■ Objective
Filter the lines below, copying only those with the string "اپوکسی".

■ Stored rows
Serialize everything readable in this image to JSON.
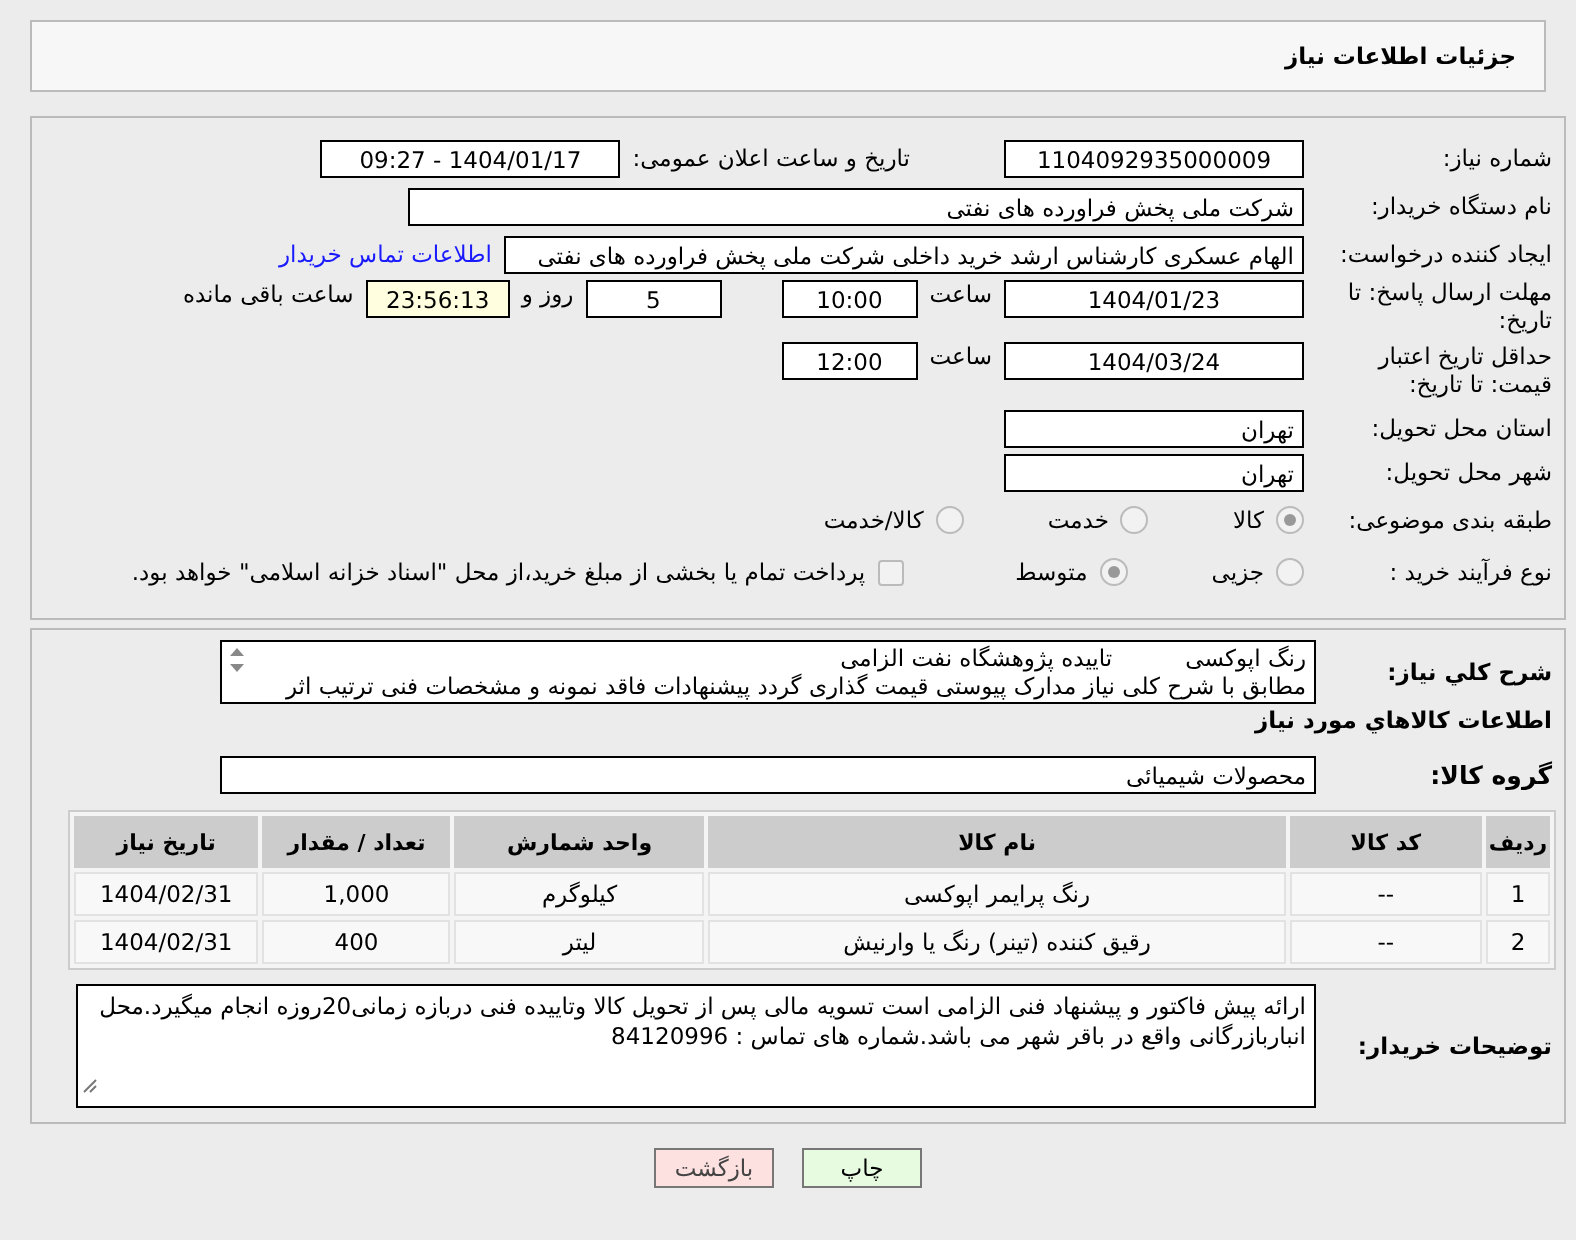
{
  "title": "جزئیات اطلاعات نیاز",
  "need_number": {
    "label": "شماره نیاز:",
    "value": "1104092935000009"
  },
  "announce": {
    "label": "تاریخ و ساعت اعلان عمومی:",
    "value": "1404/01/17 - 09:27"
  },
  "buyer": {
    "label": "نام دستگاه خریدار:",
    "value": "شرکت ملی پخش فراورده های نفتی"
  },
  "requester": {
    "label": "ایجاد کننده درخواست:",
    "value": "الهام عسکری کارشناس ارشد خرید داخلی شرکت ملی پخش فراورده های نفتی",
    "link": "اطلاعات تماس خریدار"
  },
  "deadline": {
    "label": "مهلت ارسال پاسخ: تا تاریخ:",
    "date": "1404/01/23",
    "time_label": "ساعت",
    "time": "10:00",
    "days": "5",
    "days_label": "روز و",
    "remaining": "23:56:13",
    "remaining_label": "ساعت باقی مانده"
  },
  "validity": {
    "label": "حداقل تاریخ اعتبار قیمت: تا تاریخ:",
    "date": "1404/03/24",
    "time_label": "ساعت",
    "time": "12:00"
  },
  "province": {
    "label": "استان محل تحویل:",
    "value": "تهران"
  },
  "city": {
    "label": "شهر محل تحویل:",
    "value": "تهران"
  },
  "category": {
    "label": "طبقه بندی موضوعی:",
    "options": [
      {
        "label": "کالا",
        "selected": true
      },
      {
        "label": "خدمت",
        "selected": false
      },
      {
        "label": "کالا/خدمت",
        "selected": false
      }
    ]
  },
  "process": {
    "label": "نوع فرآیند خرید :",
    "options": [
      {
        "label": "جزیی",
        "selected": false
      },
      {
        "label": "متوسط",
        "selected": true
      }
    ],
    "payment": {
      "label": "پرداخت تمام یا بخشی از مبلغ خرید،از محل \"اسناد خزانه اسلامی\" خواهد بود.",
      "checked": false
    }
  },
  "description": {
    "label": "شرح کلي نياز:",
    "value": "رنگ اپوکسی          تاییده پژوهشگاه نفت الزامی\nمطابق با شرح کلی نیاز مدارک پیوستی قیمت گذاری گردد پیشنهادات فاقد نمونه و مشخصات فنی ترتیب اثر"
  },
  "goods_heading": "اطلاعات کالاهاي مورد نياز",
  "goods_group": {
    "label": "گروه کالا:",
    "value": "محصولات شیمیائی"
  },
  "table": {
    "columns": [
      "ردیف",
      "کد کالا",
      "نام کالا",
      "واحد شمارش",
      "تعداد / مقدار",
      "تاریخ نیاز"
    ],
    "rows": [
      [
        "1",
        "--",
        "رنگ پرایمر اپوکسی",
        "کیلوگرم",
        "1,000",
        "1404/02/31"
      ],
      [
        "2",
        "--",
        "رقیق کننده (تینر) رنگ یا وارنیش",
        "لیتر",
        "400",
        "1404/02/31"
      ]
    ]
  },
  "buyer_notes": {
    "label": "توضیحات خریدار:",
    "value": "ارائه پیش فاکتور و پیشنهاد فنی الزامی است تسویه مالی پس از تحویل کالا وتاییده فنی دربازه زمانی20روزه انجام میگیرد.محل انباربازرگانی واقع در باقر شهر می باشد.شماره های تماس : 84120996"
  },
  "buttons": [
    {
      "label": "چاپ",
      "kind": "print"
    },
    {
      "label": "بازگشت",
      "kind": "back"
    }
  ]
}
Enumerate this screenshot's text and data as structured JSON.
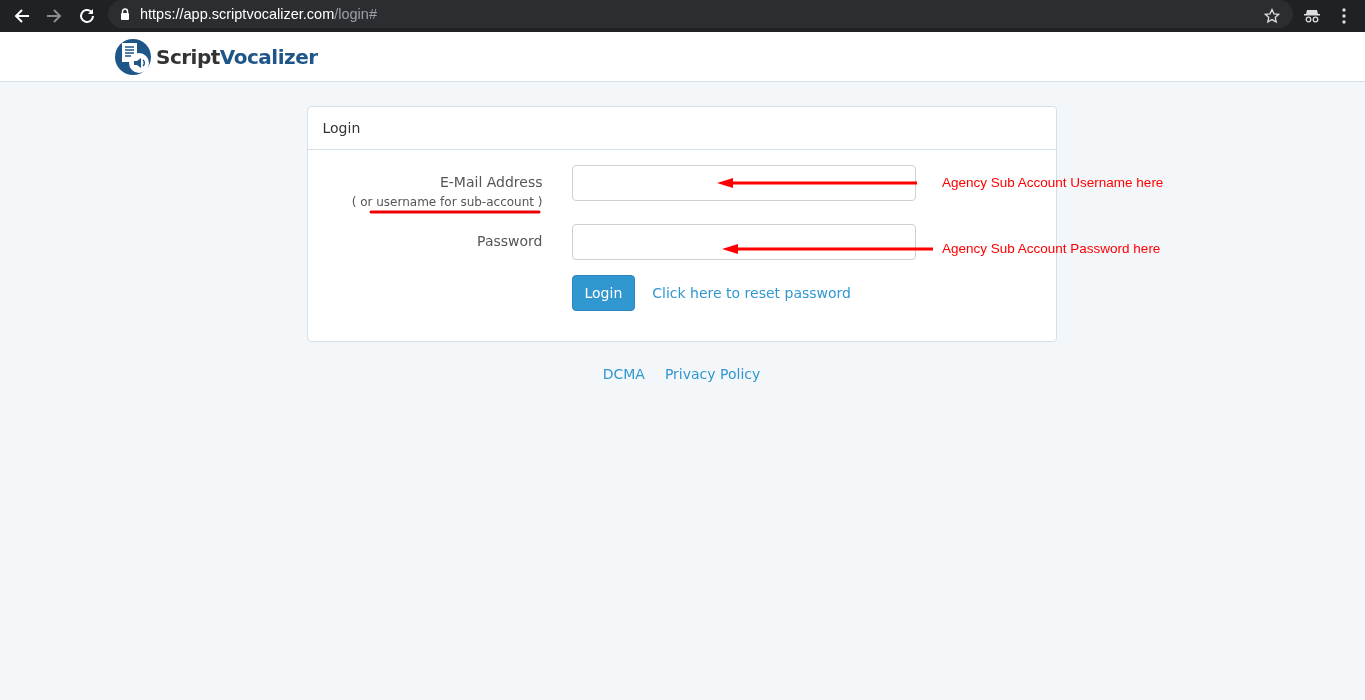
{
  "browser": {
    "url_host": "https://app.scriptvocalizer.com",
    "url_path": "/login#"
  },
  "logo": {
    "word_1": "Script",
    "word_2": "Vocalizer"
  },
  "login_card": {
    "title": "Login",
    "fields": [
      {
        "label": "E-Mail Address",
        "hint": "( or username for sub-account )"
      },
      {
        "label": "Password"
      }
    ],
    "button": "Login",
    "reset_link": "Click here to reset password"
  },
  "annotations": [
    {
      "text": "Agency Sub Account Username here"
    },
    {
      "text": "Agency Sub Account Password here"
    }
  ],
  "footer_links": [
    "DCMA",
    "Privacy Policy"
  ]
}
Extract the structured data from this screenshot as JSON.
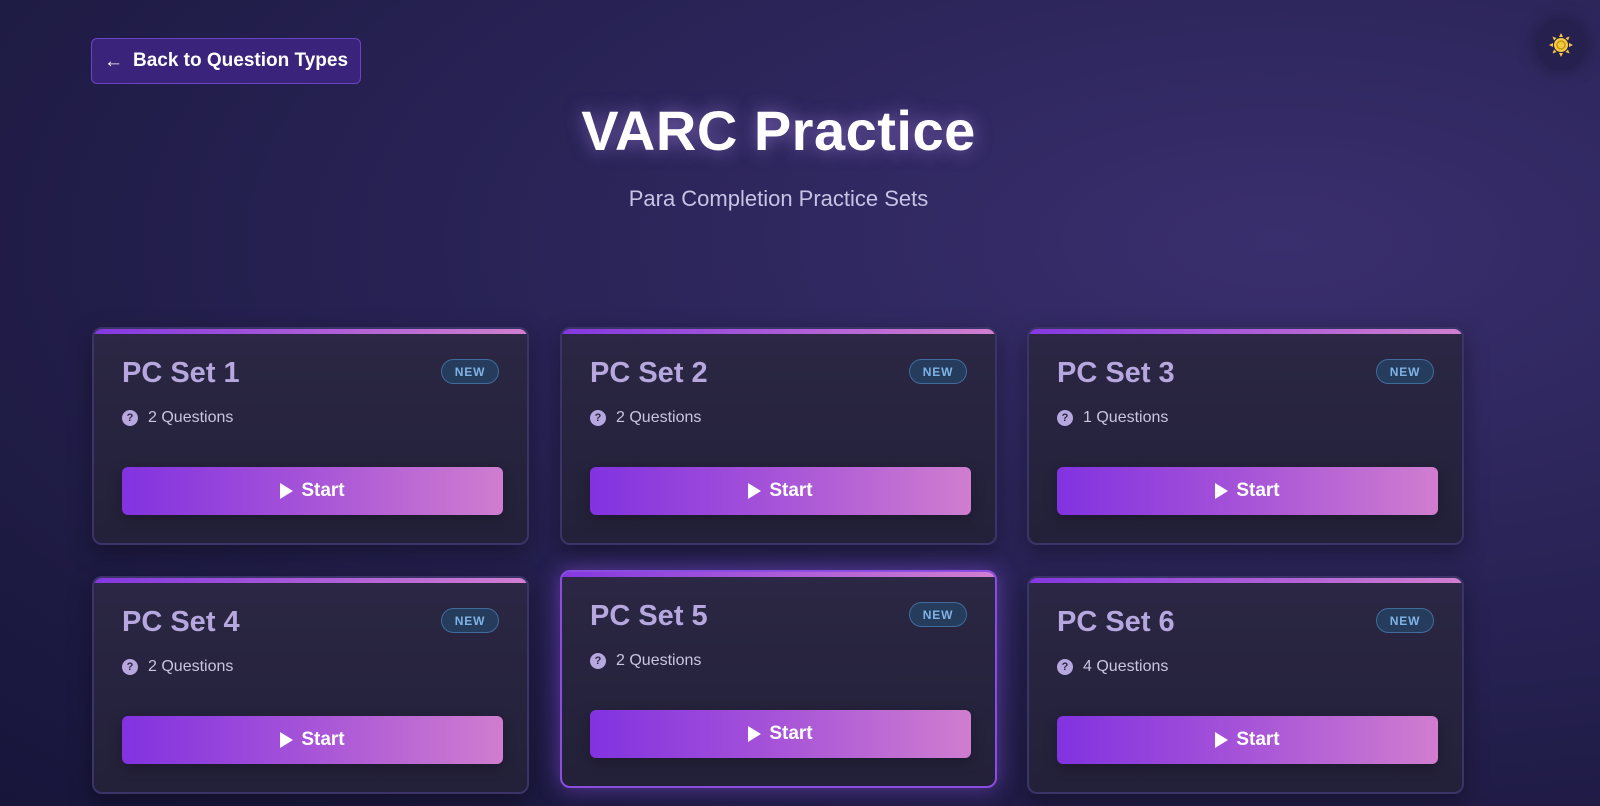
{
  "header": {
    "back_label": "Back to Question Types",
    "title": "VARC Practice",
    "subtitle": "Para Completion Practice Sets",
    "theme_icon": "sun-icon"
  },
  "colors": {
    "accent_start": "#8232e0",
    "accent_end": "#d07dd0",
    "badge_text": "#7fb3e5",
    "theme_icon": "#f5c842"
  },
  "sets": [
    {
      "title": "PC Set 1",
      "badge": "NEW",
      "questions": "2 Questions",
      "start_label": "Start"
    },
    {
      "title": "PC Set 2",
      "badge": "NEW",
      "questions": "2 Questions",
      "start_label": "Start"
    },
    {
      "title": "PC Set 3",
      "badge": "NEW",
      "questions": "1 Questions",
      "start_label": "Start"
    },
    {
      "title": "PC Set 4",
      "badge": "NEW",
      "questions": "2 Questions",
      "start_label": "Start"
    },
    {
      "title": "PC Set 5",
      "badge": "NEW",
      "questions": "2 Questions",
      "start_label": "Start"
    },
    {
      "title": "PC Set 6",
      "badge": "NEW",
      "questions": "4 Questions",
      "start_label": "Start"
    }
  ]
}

■ Solution for this exercise
    "value": "رنگ اپوکسی          تاییده پژوهشگاه نفت الزامی\nمطابق با شرح کلی نیاز مدارک پیوستی قیمت گذاری گردد پیشنهادات فاقد نمونه و مشخصات فنی ترتیب اثر"
        "رنگ پرایمر اپوکسی",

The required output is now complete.